PROBLEM TO WORK ON. Reproduce the essay titled "Seventeen" below in full, word for word, preserving its original spelling and punctuation.

SOURCE EXCERPT.
"""
Seventeen

Seventeen

Life Stands Still, All too Real, Life Stands Still. Life goes on, Feels so Wrong, Life goes on.

Oh to be seventeen again. That was the age when I first lost someone I loved. My grandpa was a warm, gregarious man. He joked and sung and danced. When my mom woke me up to tell me the news, I swept right passed her and found myself gripping onto the rod-iron bars on my back gate. I wanted to go through it, to run away from the pain penetrating my seventeen year-old heart, but I knew I had to stay. To feel it, to face the reality of death. Oh to be 17 again and to feel loss as an outsider, a newcomer. But instead, in 2017 when loss came crashing in again, it felt all too familiar. Familiar but no less painful, actually more so. I guess my heart had learned to hurt deeply so the pain seeped into those soft spaces.

2017 had been pretty tumultuous up to that point. We started the year pregnant and full of hope to stay in the city we loved. Weeks into 2017 we would have a miscarriage and months in, we’d get the news that we were moving. We needed new life in the Spring of Seventeen. But the ups and downs continued. We bought a house we adore in our new town of Tucson and we had the chance to travel to Hawaii and Spain.
"""
EXTRACTED MATERIAL.
"""
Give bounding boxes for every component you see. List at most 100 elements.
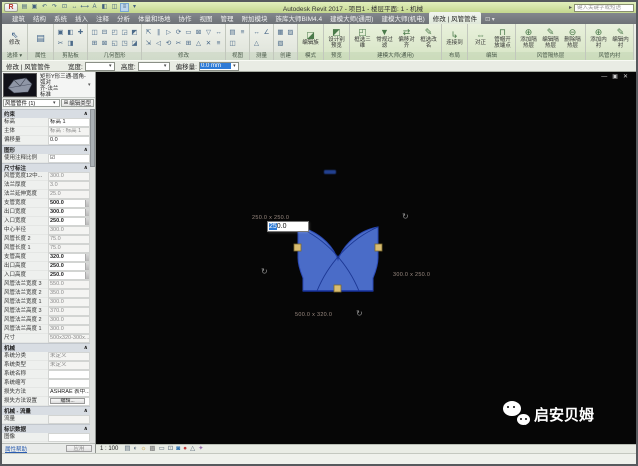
create-tool-icon-1[interactable]: ▧	[276, 39, 285, 49]
edit-settings-button[interactable]: 编辑...	[50, 398, 86, 404]
customize-qat-icon[interactable]: ▾	[130, 3, 139, 12]
dimension-edit-box[interactable]: 250.0	[267, 221, 309, 232]
modify-tool-icon-8[interactable]: ▭	[184, 28, 193, 38]
ribbon-tab-8[interactable]: 视图	[196, 12, 217, 24]
property-value[interactable]: 350.0	[48, 289, 90, 298]
modify-tool-icon-1[interactable]: ⇲	[144, 39, 153, 49]
property-group-33[interactable]: 机械 - 流量 ∧	[2, 406, 90, 415]
ribbon-tab-10[interactable]: 附加模块	[238, 12, 272, 24]
design-preview-button[interactable]: ◩ 设计别预览	[326, 27, 347, 49]
geometry-tool-icon-6[interactable]: ◲	[120, 28, 129, 38]
property-value[interactable]: 300.0	[48, 325, 90, 334]
offset-combo[interactable]: 0.0 mm ▾	[198, 61, 239, 71]
analytical-model-icon[interactable]: △	[190, 445, 195, 453]
modify-tab-overflow-icon[interactable]: ⊡ ▾	[481, 15, 499, 24]
edit-insulation-button[interactable]: ✎ 编辑隔热层	[540, 27, 561, 49]
view-tool-icon-0[interactable]: ▤	[228, 28, 237, 38]
minimize-view-icon[interactable]: —	[601, 74, 607, 81]
print-icon[interactable]: ⊡	[60, 3, 69, 12]
connect-into-button[interactable]: ↳ 连接到	[444, 30, 465, 46]
modify-tool-icon-13[interactable]: ✕	[204, 39, 213, 49]
ribbon-tab-active[interactable]: 修改 | 风管管件	[428, 12, 482, 24]
property-value[interactable]	[48, 370, 90, 379]
connector-size-label-2[interactable]: 500.0 x 320.0	[295, 312, 332, 318]
box-rename-button[interactable]: ✎ 框选改名	[418, 27, 439, 49]
geometry-tool-icon-2[interactable]: ⊟	[100, 28, 109, 38]
app-menu-button[interactable]: R	[4, 3, 18, 12]
connector-size-label-1[interactable]: 300.0 x 250.0	[393, 272, 430, 278]
geometry-tool-icon-8[interactable]: ◩	[130, 28, 139, 38]
property-value[interactable]: 3.0	[48, 181, 90, 190]
property-value[interactable]: 75.0	[48, 244, 90, 253]
add-insulation-button[interactable]: ⊕ 添加隔热层	[518, 27, 539, 49]
clipboard-tool-icon-0[interactable]: ▣	[56, 28, 65, 38]
property-value[interactable]: 250.0	[48, 262, 90, 271]
section-icon[interactable]: ◫	[110, 3, 119, 12]
property-value[interactable]: 25.0	[48, 190, 90, 199]
crop-visibility-icon[interactable]: ⊡	[168, 445, 173, 453]
clipboard-tool-icon-1[interactable]: ✂	[56, 39, 65, 49]
offset-align-button[interactable]: ⇄ 偏移对齐	[396, 27, 417, 49]
undo-icon[interactable]: ↶	[40, 3, 49, 12]
redo-icon[interactable]: ↷	[50, 3, 59, 12]
property-value[interactable]: ☑	[48, 154, 90, 163]
box-select-3d-button[interactable]: ◰ 框选三维	[352, 27, 373, 49]
drag-handle[interactable]	[333, 284, 342, 293]
property-value[interactable]: 500.0	[48, 199, 90, 208]
add-lining-button[interactable]: ⊕ 添加内衬	[588, 27, 609, 49]
property-value[interactable]: 250.0	[48, 217, 90, 226]
reveal-hidden-icon[interactable]: ●	[183, 445, 187, 453]
property-value[interactable]: 300.0	[48, 172, 90, 181]
detail-level-icon[interactable]: ▤	[124, 445, 130, 453]
modify-tool-icon-2[interactable]: ∥	[154, 28, 163, 38]
constraints-icon[interactable]: ✦	[198, 445, 203, 453]
drag-handle[interactable]	[374, 243, 383, 252]
modify-tool-icon-6[interactable]: ⟳	[174, 28, 183, 38]
property-value[interactable]: 300.0	[48, 208, 90, 217]
geometry-tool-icon-0[interactable]: ◫	[90, 28, 99, 38]
modify-tool-icon-0[interactable]: ⇱	[144, 28, 153, 38]
properties-help-link[interactable]: 属性帮助	[5, 445, 27, 453]
property-value[interactable]: 300.0	[48, 226, 90, 235]
edit-family-button[interactable]: ◪ 编辑族	[300, 30, 321, 46]
width-combo[interactable]: ▾	[84, 61, 115, 71]
property-value[interactable]	[48, 415, 90, 424]
text-icon[interactable]: A	[90, 3, 99, 12]
property-value[interactable]: 320.0	[48, 253, 90, 262]
geometry-tool-icon-5[interactable]: ◱	[110, 39, 119, 49]
view-tool-icon-1[interactable]: ◫	[228, 39, 237, 49]
ribbon-tab-13[interactable]: 建模大师(机电)	[377, 12, 428, 24]
rotate-control-icon-0[interactable]: ↻	[402, 213, 409, 221]
modify-tool-icon-5[interactable]: ⟲	[164, 39, 173, 49]
duct-fitting-shape[interactable]	[297, 226, 379, 292]
cap-open-ends-button[interactable]: ⊓ 管帽开放端点	[492, 27, 513, 49]
property-value[interactable]: 标高 1	[48, 118, 90, 127]
modify-tool-button[interactable]: ⇖ 修改	[4, 30, 25, 46]
edit-type-button[interactable]: ⊞ 编辑类型	[61, 99, 94, 107]
ribbon-tab-4[interactable]: 注释	[92, 12, 113, 24]
general-filter-button[interactable]: ▼ 常规过滤	[374, 27, 395, 49]
modify-tool-icon-7[interactable]: ✂	[174, 39, 183, 49]
rotate-control-icon-2[interactable]: ↻	[356, 310, 363, 318]
create-tool-icon-2[interactable]: ▨	[286, 28, 295, 38]
connector-size-label-0[interactable]: 250.0 x 250.0	[252, 215, 289, 221]
modify-tool-icon-14[interactable]: ↔	[214, 28, 223, 38]
property-value[interactable]: 0.0	[48, 136, 90, 145]
search-caret-icon[interactable]: ▸	[569, 4, 572, 11]
property-group-26[interactable]: 机械 ∧	[2, 343, 90, 352]
edit-lining-button[interactable]: ✎ 编辑内衬	[610, 27, 631, 49]
modify-tool-icon-9[interactable]: ⊞	[184, 39, 193, 49]
thin-lines-icon[interactable]: ≡	[120, 3, 129, 12]
apply-button[interactable]: 应用	[66, 445, 92, 452]
view-tool-icon-2[interactable]: ≡	[238, 28, 247, 38]
modify-tool-icon-11[interactable]: △	[194, 39, 203, 49]
visual-style-icon[interactable]: ◐	[134, 445, 138, 453]
measure-icon[interactable]: ↔	[70, 3, 79, 12]
ribbon-tab-6[interactable]: 体量和场地	[134, 12, 175, 24]
measure-tool-icon-1[interactable]: △	[252, 39, 261, 49]
height-combo[interactable]: ▾	[137, 61, 170, 71]
property-value[interactable]: ASHRAE 表中...	[48, 388, 90, 397]
property-value[interactable]: 标高 : 标高 1	[48, 127, 90, 136]
remove-insulation-button[interactable]: ⊖ 删除隔热层	[562, 27, 583, 49]
property-group-6[interactable]: 尺寸标注 ∧	[2, 163, 90, 172]
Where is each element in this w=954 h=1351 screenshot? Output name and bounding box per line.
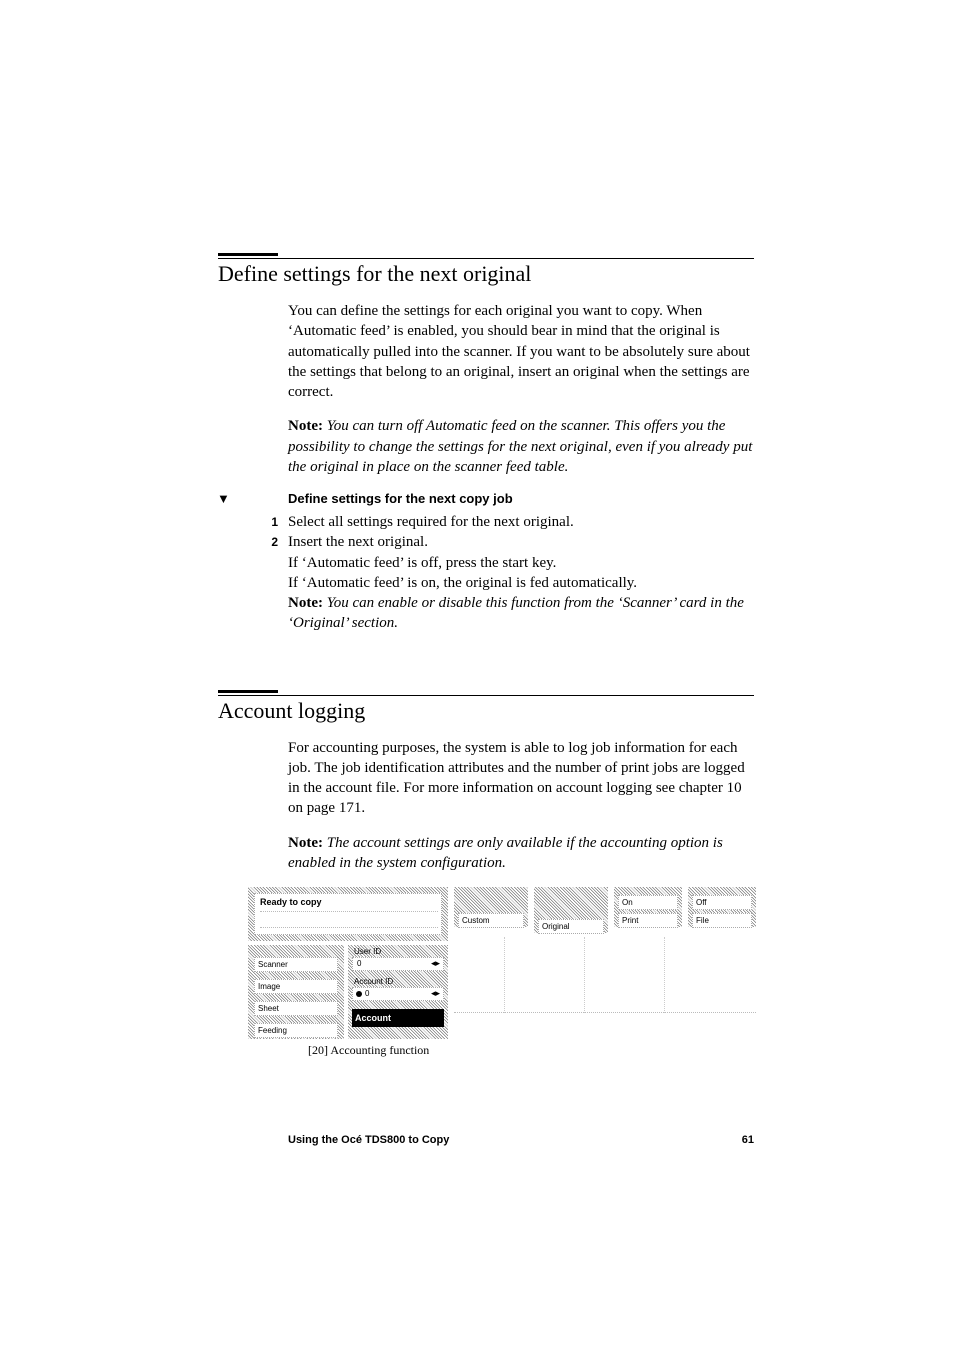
"""
WRITTEN REPLY.
Seventeen

Seventeen

Life Stands Still, All too Real, Life Stands Still. Life goes on, Feels so Wrong, Life goes on.

Oh to be seventeen again. That was the age when I first lost someone I loved. My grandpa was a warm, gregarious man. He joked and sung and danced. When my mom woke me up to tell me the news, I swept right passed her and found myself gripping onto the rod-iron bars on my back gate. I wanted to go through it, to run away from the pain penetrating my seventeen year-old heart, but I knew I had to stay. To feel it, to face the reality of death. Oh to be 17 again and to feel loss as an outsider, a newcomer. But instead, in 2017 when loss came crashing in again, it felt all too familiar. Familiar but no less painful, actually more so. I guess my heart had learned to hurt deeply so the pain seeped into those soft spaces.

2017 had been pretty tumultuous up to that point. We started the year pregnant and full of hope to stay in the city we loved. Weeks into 2017 we would have a miscarriage and months in, we’d get the news that we were moving. We needed new life in the Spring of Seventeen. But the ups and downs continued. We bought a house we adore in our new town of Tucson and we had the chance to travel to Hawaii and Spain.